**Aim of the exercise:**
Find the number of lines below in which the word "JSON" appears, and write that number only.

**Records supplied:**
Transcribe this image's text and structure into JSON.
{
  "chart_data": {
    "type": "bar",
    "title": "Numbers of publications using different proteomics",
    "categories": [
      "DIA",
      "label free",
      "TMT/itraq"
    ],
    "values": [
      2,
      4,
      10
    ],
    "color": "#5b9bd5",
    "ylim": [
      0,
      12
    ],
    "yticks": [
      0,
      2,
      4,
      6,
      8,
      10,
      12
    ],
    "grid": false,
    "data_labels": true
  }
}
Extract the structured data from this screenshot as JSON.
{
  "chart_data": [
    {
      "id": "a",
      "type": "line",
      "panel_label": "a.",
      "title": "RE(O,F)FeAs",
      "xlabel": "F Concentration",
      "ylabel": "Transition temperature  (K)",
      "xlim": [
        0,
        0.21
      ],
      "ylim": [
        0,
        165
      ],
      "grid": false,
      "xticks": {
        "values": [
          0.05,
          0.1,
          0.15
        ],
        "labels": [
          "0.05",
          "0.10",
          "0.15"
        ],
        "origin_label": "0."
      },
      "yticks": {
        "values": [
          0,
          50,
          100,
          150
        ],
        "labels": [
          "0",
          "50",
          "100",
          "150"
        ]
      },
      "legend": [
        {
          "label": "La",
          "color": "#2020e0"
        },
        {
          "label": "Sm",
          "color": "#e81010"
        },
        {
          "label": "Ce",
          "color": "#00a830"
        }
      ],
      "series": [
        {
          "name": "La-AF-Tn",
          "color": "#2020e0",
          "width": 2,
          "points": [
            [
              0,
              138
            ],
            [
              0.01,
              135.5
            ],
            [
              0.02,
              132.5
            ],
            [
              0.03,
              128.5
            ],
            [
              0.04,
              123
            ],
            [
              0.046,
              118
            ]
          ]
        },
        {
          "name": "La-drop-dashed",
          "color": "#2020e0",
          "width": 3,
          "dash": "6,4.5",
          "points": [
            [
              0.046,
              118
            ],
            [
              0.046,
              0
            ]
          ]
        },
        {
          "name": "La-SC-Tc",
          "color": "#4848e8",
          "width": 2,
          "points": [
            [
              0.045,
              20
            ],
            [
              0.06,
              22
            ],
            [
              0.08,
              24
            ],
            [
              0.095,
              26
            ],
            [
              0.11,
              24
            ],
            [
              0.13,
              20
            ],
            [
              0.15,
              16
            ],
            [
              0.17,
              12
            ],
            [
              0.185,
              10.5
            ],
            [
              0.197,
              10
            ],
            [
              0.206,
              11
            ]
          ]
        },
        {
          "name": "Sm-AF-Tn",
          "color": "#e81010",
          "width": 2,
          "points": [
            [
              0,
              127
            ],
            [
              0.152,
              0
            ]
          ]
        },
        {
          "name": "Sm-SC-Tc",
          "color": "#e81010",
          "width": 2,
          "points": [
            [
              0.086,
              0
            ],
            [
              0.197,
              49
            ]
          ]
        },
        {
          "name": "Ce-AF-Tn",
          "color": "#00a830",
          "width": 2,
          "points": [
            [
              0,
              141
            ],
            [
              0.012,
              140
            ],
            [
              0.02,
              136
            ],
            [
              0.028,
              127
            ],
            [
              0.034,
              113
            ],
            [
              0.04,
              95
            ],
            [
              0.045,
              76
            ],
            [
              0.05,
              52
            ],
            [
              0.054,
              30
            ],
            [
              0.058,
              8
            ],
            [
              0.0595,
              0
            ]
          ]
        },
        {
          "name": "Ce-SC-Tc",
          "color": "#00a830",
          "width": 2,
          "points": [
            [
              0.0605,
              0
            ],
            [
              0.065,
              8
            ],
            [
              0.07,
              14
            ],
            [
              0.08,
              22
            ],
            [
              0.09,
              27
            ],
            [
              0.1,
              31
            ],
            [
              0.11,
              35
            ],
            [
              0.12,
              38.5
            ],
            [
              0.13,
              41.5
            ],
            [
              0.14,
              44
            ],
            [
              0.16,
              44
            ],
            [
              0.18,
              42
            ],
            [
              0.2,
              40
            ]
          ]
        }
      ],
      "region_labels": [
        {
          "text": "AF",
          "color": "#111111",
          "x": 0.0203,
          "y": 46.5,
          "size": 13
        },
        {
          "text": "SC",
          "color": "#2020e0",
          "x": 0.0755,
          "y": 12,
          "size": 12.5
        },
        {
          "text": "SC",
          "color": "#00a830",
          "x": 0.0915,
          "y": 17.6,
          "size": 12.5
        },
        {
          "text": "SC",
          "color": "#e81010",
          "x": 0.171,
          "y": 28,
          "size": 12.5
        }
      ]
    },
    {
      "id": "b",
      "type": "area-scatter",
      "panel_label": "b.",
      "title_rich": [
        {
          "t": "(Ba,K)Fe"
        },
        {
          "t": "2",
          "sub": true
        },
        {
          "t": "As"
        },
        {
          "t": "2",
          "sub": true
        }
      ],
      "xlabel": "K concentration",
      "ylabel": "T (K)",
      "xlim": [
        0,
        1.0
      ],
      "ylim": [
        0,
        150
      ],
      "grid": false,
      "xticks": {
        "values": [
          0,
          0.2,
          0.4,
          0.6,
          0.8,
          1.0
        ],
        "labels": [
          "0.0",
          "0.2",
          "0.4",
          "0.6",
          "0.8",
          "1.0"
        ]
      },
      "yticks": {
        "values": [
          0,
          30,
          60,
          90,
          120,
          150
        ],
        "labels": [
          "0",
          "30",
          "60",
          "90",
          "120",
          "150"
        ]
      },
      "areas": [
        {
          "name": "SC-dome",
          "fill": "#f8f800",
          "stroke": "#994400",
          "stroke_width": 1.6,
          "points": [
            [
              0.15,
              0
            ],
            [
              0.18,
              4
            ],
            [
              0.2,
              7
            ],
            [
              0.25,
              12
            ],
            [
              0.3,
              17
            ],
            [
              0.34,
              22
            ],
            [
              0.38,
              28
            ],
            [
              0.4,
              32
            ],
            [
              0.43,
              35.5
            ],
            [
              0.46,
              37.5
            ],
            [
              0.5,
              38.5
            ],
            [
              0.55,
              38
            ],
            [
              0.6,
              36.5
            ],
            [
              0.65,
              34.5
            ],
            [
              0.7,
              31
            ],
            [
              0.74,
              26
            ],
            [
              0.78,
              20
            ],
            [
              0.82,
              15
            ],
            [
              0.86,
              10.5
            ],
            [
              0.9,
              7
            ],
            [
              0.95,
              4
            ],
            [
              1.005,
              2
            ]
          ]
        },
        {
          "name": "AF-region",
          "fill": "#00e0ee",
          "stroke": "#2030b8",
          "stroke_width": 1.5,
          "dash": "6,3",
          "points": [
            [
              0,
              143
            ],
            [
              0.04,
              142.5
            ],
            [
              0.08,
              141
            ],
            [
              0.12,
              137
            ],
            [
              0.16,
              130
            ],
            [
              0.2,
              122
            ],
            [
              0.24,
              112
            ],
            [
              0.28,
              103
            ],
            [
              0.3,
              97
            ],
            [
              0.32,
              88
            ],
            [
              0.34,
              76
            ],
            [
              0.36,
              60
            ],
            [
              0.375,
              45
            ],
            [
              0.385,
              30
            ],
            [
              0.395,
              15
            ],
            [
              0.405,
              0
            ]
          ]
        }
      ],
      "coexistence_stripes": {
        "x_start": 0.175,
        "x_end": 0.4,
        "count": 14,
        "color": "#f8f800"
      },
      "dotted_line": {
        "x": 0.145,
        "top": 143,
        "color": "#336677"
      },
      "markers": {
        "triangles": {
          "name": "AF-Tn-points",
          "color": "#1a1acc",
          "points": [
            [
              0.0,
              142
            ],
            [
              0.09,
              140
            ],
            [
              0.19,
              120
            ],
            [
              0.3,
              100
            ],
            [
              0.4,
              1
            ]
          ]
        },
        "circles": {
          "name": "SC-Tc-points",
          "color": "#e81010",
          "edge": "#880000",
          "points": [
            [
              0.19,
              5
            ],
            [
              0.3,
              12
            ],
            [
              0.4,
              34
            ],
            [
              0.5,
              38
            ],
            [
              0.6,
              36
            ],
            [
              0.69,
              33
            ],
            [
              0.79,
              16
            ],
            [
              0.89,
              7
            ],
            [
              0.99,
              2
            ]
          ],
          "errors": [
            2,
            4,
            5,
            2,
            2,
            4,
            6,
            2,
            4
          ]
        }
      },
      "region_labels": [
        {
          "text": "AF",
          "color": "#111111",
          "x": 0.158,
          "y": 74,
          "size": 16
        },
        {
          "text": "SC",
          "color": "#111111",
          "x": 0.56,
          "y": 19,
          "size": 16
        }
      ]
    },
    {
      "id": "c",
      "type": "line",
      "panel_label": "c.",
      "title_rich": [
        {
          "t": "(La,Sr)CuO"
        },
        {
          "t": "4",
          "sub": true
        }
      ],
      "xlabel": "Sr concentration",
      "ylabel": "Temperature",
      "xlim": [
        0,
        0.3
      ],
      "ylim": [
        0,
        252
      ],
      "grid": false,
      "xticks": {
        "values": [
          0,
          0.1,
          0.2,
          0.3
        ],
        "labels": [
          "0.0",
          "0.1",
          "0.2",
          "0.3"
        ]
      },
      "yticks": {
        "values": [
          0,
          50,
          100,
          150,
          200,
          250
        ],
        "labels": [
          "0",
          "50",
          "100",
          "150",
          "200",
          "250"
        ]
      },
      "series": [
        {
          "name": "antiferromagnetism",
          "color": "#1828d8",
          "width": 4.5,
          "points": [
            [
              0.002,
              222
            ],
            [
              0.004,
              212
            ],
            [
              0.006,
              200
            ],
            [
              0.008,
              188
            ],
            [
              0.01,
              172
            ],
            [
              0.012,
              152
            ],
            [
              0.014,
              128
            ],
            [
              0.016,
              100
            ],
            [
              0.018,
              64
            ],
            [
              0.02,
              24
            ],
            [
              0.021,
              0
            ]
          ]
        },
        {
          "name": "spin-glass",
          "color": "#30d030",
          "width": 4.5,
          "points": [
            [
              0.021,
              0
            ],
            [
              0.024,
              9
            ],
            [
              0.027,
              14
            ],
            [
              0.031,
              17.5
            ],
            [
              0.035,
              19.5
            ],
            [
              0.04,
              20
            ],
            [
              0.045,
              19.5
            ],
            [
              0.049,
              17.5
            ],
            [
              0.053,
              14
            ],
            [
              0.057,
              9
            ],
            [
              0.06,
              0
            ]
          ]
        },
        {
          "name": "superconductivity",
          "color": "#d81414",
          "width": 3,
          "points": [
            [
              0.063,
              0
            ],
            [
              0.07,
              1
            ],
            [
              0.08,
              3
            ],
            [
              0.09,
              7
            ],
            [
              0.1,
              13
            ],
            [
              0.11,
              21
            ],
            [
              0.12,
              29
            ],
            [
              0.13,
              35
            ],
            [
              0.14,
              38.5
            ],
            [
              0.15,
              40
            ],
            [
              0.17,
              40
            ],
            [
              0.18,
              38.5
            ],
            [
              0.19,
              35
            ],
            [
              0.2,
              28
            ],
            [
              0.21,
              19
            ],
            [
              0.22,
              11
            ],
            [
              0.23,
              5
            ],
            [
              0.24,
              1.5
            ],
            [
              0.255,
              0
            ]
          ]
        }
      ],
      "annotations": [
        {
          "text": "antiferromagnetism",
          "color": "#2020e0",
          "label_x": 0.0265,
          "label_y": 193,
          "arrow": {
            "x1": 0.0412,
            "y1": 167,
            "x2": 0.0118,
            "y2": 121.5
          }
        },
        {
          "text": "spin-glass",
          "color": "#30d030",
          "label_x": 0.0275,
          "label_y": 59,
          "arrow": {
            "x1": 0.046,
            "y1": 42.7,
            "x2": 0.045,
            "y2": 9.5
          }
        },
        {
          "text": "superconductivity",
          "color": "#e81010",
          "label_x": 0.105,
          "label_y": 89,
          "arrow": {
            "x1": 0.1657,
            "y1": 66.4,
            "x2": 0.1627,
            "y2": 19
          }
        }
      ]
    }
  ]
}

**Exercise output:**
2